[AIM] Word for word, print each line of the listing below; pictures stay out.

[RECORDS SHOWN]
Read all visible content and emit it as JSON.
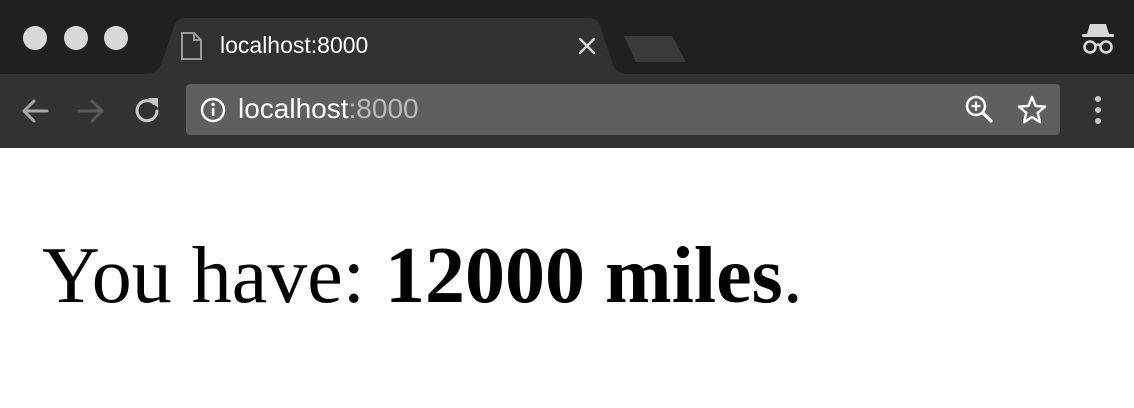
{
  "browser": {
    "tab": {
      "title": "localhost:8000",
      "icon": "page-icon"
    },
    "address": {
      "host": "localhost",
      "port": ":8000"
    },
    "colors": {
      "titlebar": "#202020",
      "tab": "#323232",
      "omnibox": "#5f5f5f"
    }
  },
  "page": {
    "prefix": "You have: ",
    "amount": "12000 miles",
    "suffix": "."
  }
}
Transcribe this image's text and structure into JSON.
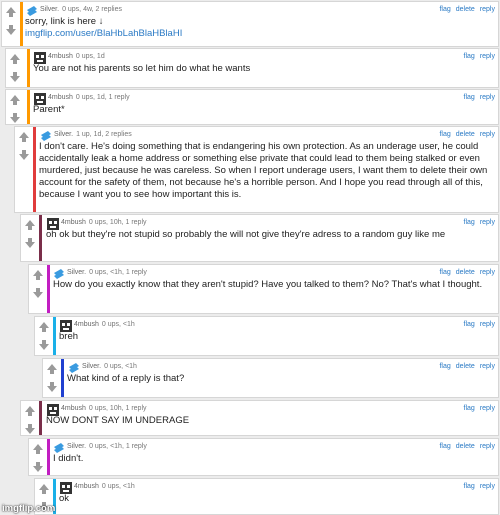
{
  "actions": {
    "flag": "flag",
    "delete": "delete",
    "reply": "reply"
  },
  "colors": {
    "silver": "#3a9be0",
    "mbush": "#333333"
  },
  "comments": [
    {
      "user": "Silver.",
      "meta": "0 ups, 4w, 2 replies",
      "text": "sorry, link is here ↓",
      "link": "imgflip.com/user/BlaHbLahBlaHBlaHI",
      "bar": "#ff9900",
      "delete": true
    },
    {
      "user": "4mbush",
      "meta": "0 ups, 1d",
      "text": "You are not his parents so let him do what he wants",
      "bar": "#ff9900",
      "delete": false
    },
    {
      "user": "4mbush",
      "meta": "0 ups, 1d, 1 reply",
      "text": "Parent*",
      "bar": "#ff9900",
      "delete": false
    },
    {
      "user": "Silver.",
      "meta": "1 up, 1d, 2 replies",
      "text": "I don't care. He's doing something that is endangering his own protection. As an underage user, he could accidentally leak a home address or something else private that could lead to them being stalked or even murdered, just because he was careless. So when I report underage users, I want them to delete their own account for the safety of them, not because he's a horrible person. And I hope you read through all of this, because I want you to see how important this is.",
      "bar": "#e03c3c",
      "delete": true
    },
    {
      "user": "4mbush",
      "meta": "0 ups, 10h, 1 reply",
      "text": "oh ok but they're not stupid so probably the will not give they're adress to a random guy like me",
      "bar": "#7a2e4a",
      "delete": false
    },
    {
      "user": "Silver.",
      "meta": "0 ups, <1h, 1 reply",
      "text": "How do you exactly know that they aren't stupid? Have you talked to them? No? That's what I thought.",
      "bar": "#c21ec2",
      "delete": true
    },
    {
      "user": "4mbush",
      "meta": "0 ups, <1h",
      "text": "breh",
      "bar": "#1ab0e8",
      "delete": false
    },
    {
      "user": "Silver.",
      "meta": "0 ups, <1h",
      "text": "What kind of a reply is that?",
      "bar": "#2040d0",
      "delete": true
    },
    {
      "user": "4mbush",
      "meta": "0 ups, 10h, 1 reply",
      "text": "NOW DONT SAY IM UNDERAGE",
      "bar": "#7a2e4a",
      "delete": false
    },
    {
      "user": "Silver.",
      "meta": "0 ups, <1h, 1 reply",
      "text": "I didn't.",
      "bar": "#c21ec2",
      "delete": true
    },
    {
      "user": "4mbush",
      "meta": "0 ups, <1h",
      "text": "ok",
      "bar": "#1ab0e8",
      "delete": false
    }
  ],
  "watermark": "imgflip.com"
}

[FINAL RESULT]
Read all visible content and emit it as JSON.
{
  "browser": {
    "tab": {
      "title": "localhost:8000",
      "icon": "page-icon"
    },
    "address": {
      "host": "localhost",
      "port": ":8000"
    },
    "colors": {
      "titlebar": "#202020",
      "tab": "#323232",
      "omnibox": "#5f5f5f"
    }
  },
  "page": {
    "prefix": "You have: ",
    "amount": "12000 miles",
    "suffix": "."
  }
}
Transcribe this image's text and structure into JSON.
{
  "actions": {
    "flag": "flag",
    "delete": "delete",
    "reply": "reply"
  },
  "colors": {
    "silver": "#3a9be0",
    "mbush": "#333333"
  },
  "comments": [
    {
      "user": "Silver.",
      "meta": "0 ups, 4w, 2 replies",
      "text": "sorry, link is here ↓",
      "link": "imgflip.com/user/BlaHbLahBlaHBlaHI",
      "bar": "#ff9900",
      "delete": true
    },
    {
      "user": "4mbush",
      "meta": "0 ups, 1d",
      "text": "You are not his parents so let him do what he wants",
      "bar": "#ff9900",
      "delete": false
    },
    {
      "user": "4mbush",
      "meta": "0 ups, 1d, 1 reply",
      "text": "Parent*",
      "bar": "#ff9900",
      "delete": false
    },
    {
      "user": "Silver.",
      "meta": "1 up, 1d, 2 replies",
      "text": "I don't care. He's doing something that is endangering his own protection. As an underage user, he could accidentally leak a home address or something else private that could lead to them being stalked or even murdered, just because he was careless. So when I report underage users, I want them to delete their own account for the safety of them, not because he's a horrible person. And I hope you read through all of this, because I want you to see how important this is.",
      "bar": "#e03c3c",
      "delete": true
    },
    {
      "user": "4mbush",
      "meta": "0 ups, 10h, 1 reply",
      "text": "oh ok but they're not stupid so probably the will not give they're adress to a random guy like me",
      "bar": "#7a2e4a",
      "delete": false
    },
    {
      "user": "Silver.",
      "meta": "0 ups, <1h, 1 reply",
      "text": "How do you exactly know that they aren't stupid? Have you talked to them? No? That's what I thought.",
      "bar": "#c21ec2",
      "delete": true
    },
    {
      "user": "4mbush",
      "meta": "0 ups, <1h",
      "text": "breh",
      "bar": "#1ab0e8",
      "delete": false
    },
    {
      "user": "Silver.",
      "meta": "0 ups, <1h",
      "text": "What kind of a reply is that?",
      "bar": "#2040d0",
      "delete": true
    },
    {
      "user": "4mbush",
      "meta": "0 ups, 10h, 1 reply",
      "text": "NOW DONT SAY IM UNDERAGE",
      "bar": "#7a2e4a",
      "delete": false
    },
    {
      "user": "Silver.",
      "meta": "0 ups, <1h, 1 reply",
      "text": "I didn't.",
      "bar": "#c21ec2",
      "delete": true
    },
    {
      "user": "4mbush",
      "meta": "0 ups, <1h",
      "text": "ok",
      "bar": "#1ab0e8",
      "delete": false
    }
  ],
  "watermark": "imgflip.com"
}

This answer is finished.